Below are some records. Pull every line that contains the word "Method".
====== Recorded data
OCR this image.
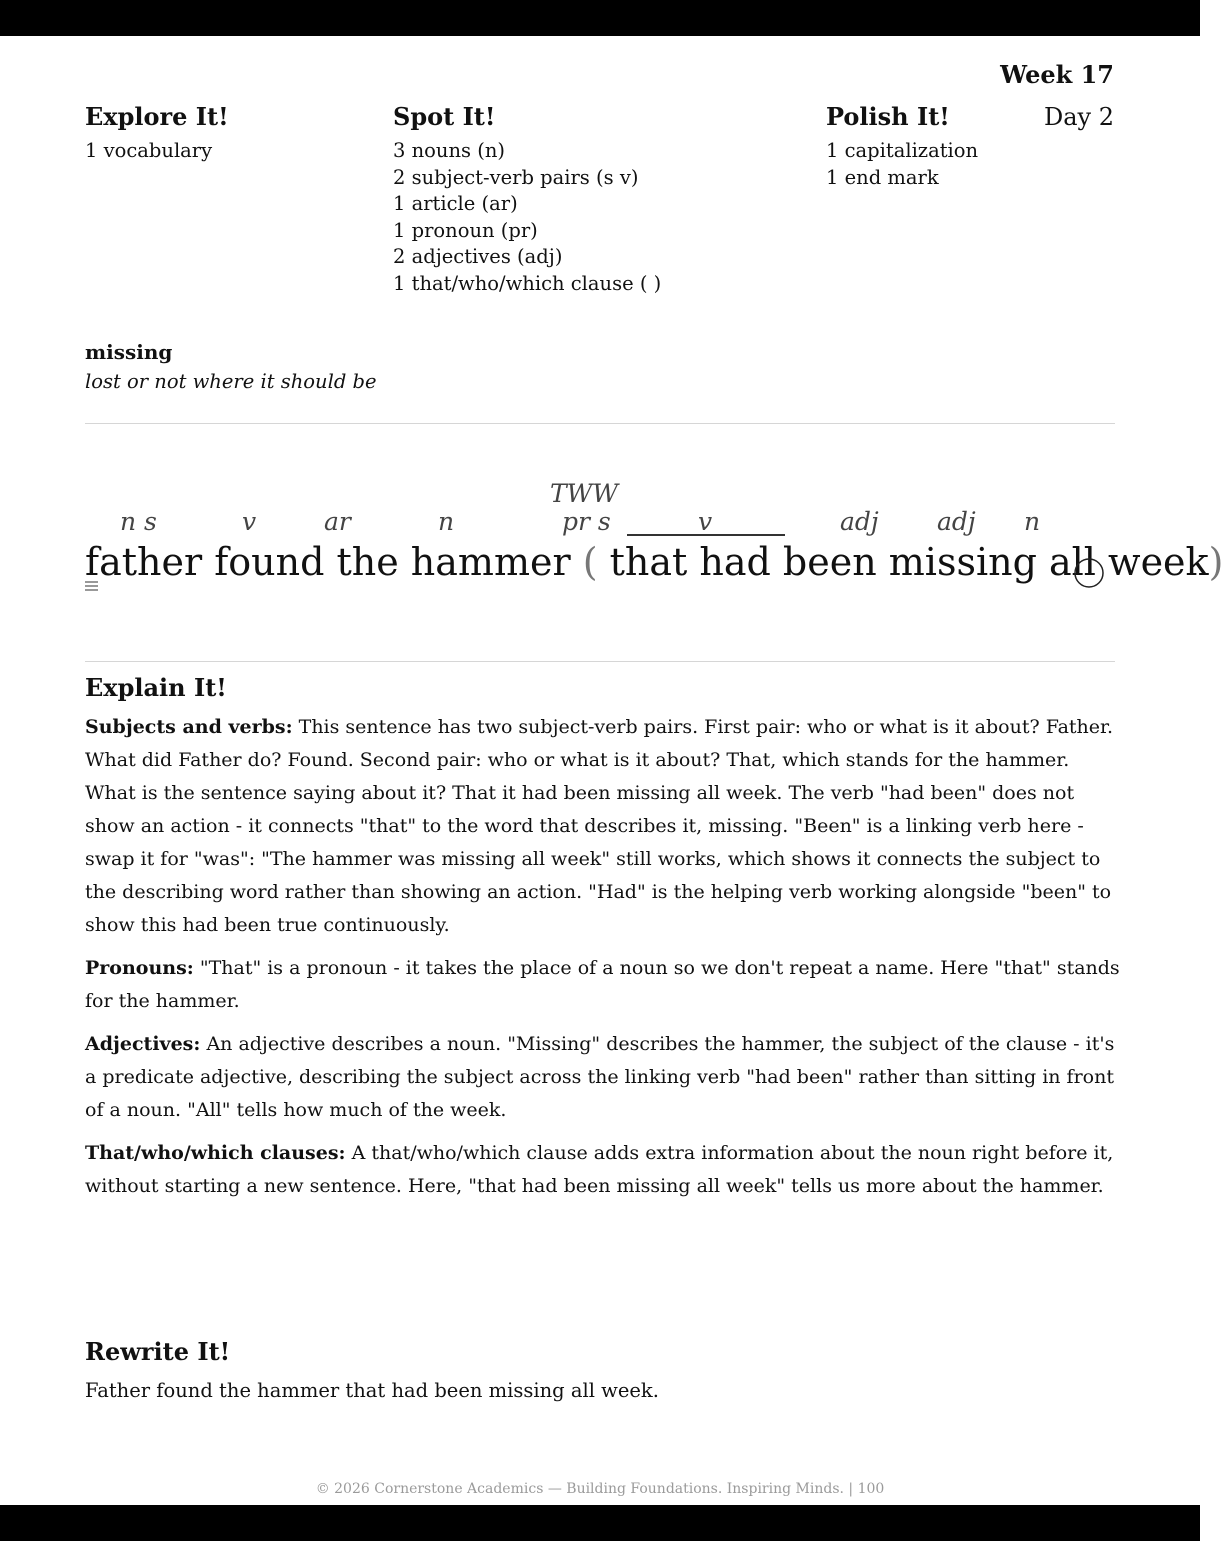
Week 17
Day 2
Explore It!
1 vocabulary
Spot It!
3 nouns (n)
2 subject-verb pairs (s v)
1 article (ar)
1 pronoun (pr)
2 adjectives (adj)
1 that/who/which clause ( )
Polish It!
1 capitalization
1 end mark
missing
lost or not where it should be
n s	v	ar	n
TWW
pr s	v	adj adj n
father found the hammer ( that had been missing all week)
Explain It!

Subjects and verbs: This sentence has two subject-verb pairs. First pair: who or what is it about? Father. What did Father do? Found. Second pair: who or what is it about? That, which stands for the hammer. What is the sentence saying about it? That it had been missing all week. The verb "had been" does not show an action - it connects "that" to the word that describes it, missing. "Been" is a linking verb here - swap it for "was": "The hammer was missing all week" still works, which shows it connects the subject to the describing word rather than showing an action. "Had" is the helping verb working alongside "been" to show this had been true continuously.

Pronouns: "That" is a pronoun - it takes the place of a noun so we don't repeat a name. Here "that" stands for the hammer.

Adjectives: An adjective describes a noun. "Missing" describes the hammer, the subject of the clause - it's a predicate adjective, describing the subject across the linking verb "had been" rather than sitting in front of a noun. "All" tells how much of the week.

That/who/which clauses: A that/who/which clause adds extra information about the noun right before it, without starting a new sentence. Here, "that had been missing all week" tells us more about the hammer.

Rewrite It!
Father found the hammer that had been missing all week.
© 2026 Cornerstone Academics — Building Foundations. Inspiring Minds. | 100
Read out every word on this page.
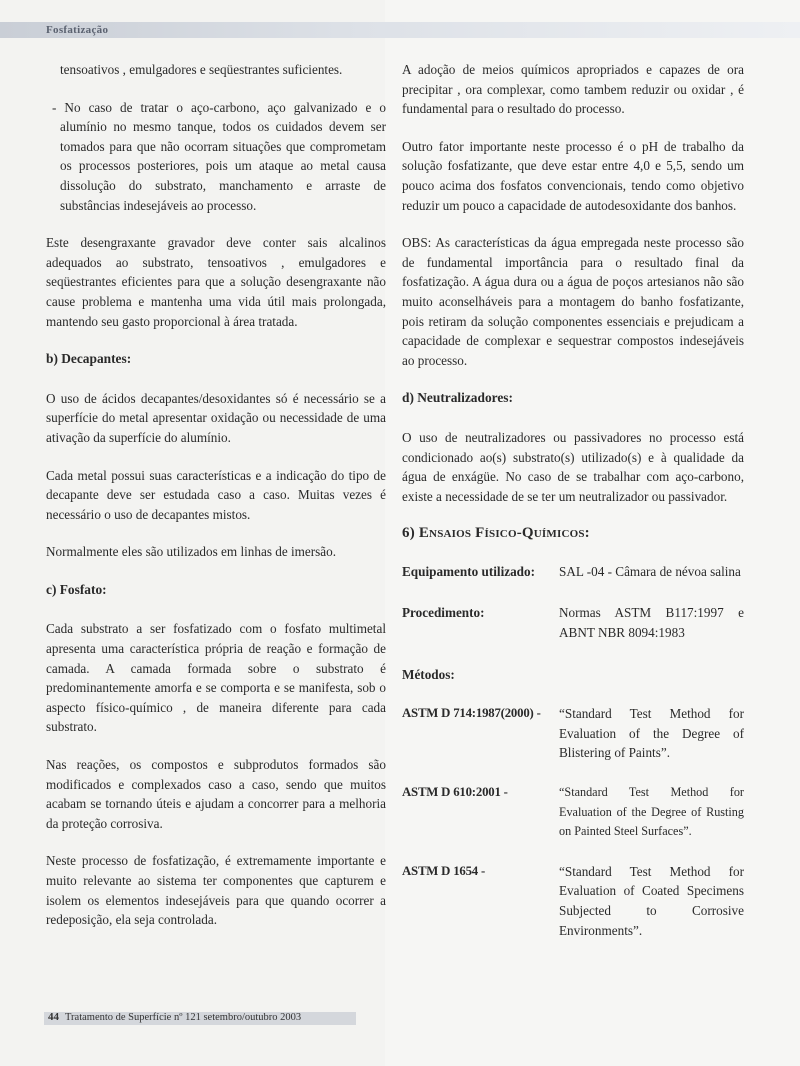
Fosfatização

tensoativos , emulgadores e seqüestrantes suficientes.

- No caso de tratar o aço-carbono, aço galvanizado e o alumínio no mesmo tanque, todos os cuidados devem ser tomados para que não ocorram situações que comprometam os processos posteriores, pois um ataque ao metal causa dissolução do substrato, manchamento e arraste de substâncias indesejáveis ao processo.

Este desengraxante gravador deve conter sais alcalinos adequados ao substrato, tensoativos , emulgadores e seqüestrantes eficientes para que a solução desengraxante não cause problema e mantenha uma vida útil mais prolongada, mantendo seu gasto proporcional à área tratada.

b) Decapantes:

O uso de ácidos decapantes/desoxidantes só é necessário se a superfície do metal apresentar oxidação ou necessidade de uma ativação da superfície do alumínio.

Cada metal possui suas características e a indicação do tipo de decapante deve ser estudada caso a caso. Muitas vezes é necessário o uso de decapantes mistos.

Normalmente eles são utilizados em linhas de imersão.

c) Fosfato:

Cada substrato a ser fosfatizado com o fosfato multimetal apresenta uma característica própria de reação e formação de camada. A camada formada sobre o substrato é predominantemente amorfa e se comporta e se manifesta, sob o aspecto físico-químico , de maneira diferente para cada substrato.

Nas reações, os compostos e subprodutos formados são modificados e complexados caso a caso, sendo que muitos acabam se tornando úteis e ajudam a concorrer para a melhoria da proteção corrosiva.

Neste processo de fosfatização, é extremamente importante e muito relevante ao sistema ter componentes que capturem e isolem os elementos indesejáveis para que quando ocorrer a redeposição, ela seja controlada.

A adoção de meios químicos apropriados e capazes de ora precipitar , ora complexar, como tambem reduzir ou oxidar , é fundamental para o resultado do processo.

Outro fator importante neste processo é o pH de trabalho da solução fosfatizante, que deve estar entre 4,0 e 5,5, sendo um pouco acima dos fosfatos convencionais, tendo como objetivo reduzir um pouco a capacidade de autodesoxidante dos banhos.

OBS: As características da água empregada neste processo são de fundamental importância para o resultado final da fosfatização. A água dura ou a água de poços artesianos não são muito aconselháveis para a montagem do banho fosfatizante, pois retiram da solução componentes essenciais e prejudicam a capacidade de complexar e sequestrar compostos indesejáveis ao processo.

d) Neutralizadores:

O uso de neutralizadores ou passivadores no processo está condicionado ao(s) substrato(s) utilizado(s) e à qualidade da água de enxágüe. No caso de se trabalhar com aço-carbono, existe a necessidade de se ter um neutralizador ou passivador.

6) Ensaios Físico-Químicos:
Equipamento utilizado:	SAL -04 - Câmara de névoa salina
Procedimento:	Normas ASTM B117:1997 e ABNT NBR 8094:1983
Métodos:
ASTM D 714:1987(2000) -	“Standard Test Method for Evaluation of the Degree of Blistering of Paints”.
ASTM D 610:2001 -	“Standard Test Method for Evaluation of the Degree of Rusting on Painted Steel Surfaces”.
ASTM D 1654 -	“Standard Test Method for Evaluation of Coated Specimens Subjected to Corrosive Environments”.
44 Tratamento de Superfície nº 121 setembro/outubro 2003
============
■ **Reply**
ASTM D 714:1987(2000) -	“Standard Test Method for Evaluation of the Degree of Blistering of Paints”.
ASTM D 610:2001 -	“Standard Test Method for Evaluation of the Degree of Rusting on Painted Steel Surfaces”.
ASTM D 1654 -	“Standard Test Method for Evaluation of Coated Specimens Subjected to Corrosive Environments”.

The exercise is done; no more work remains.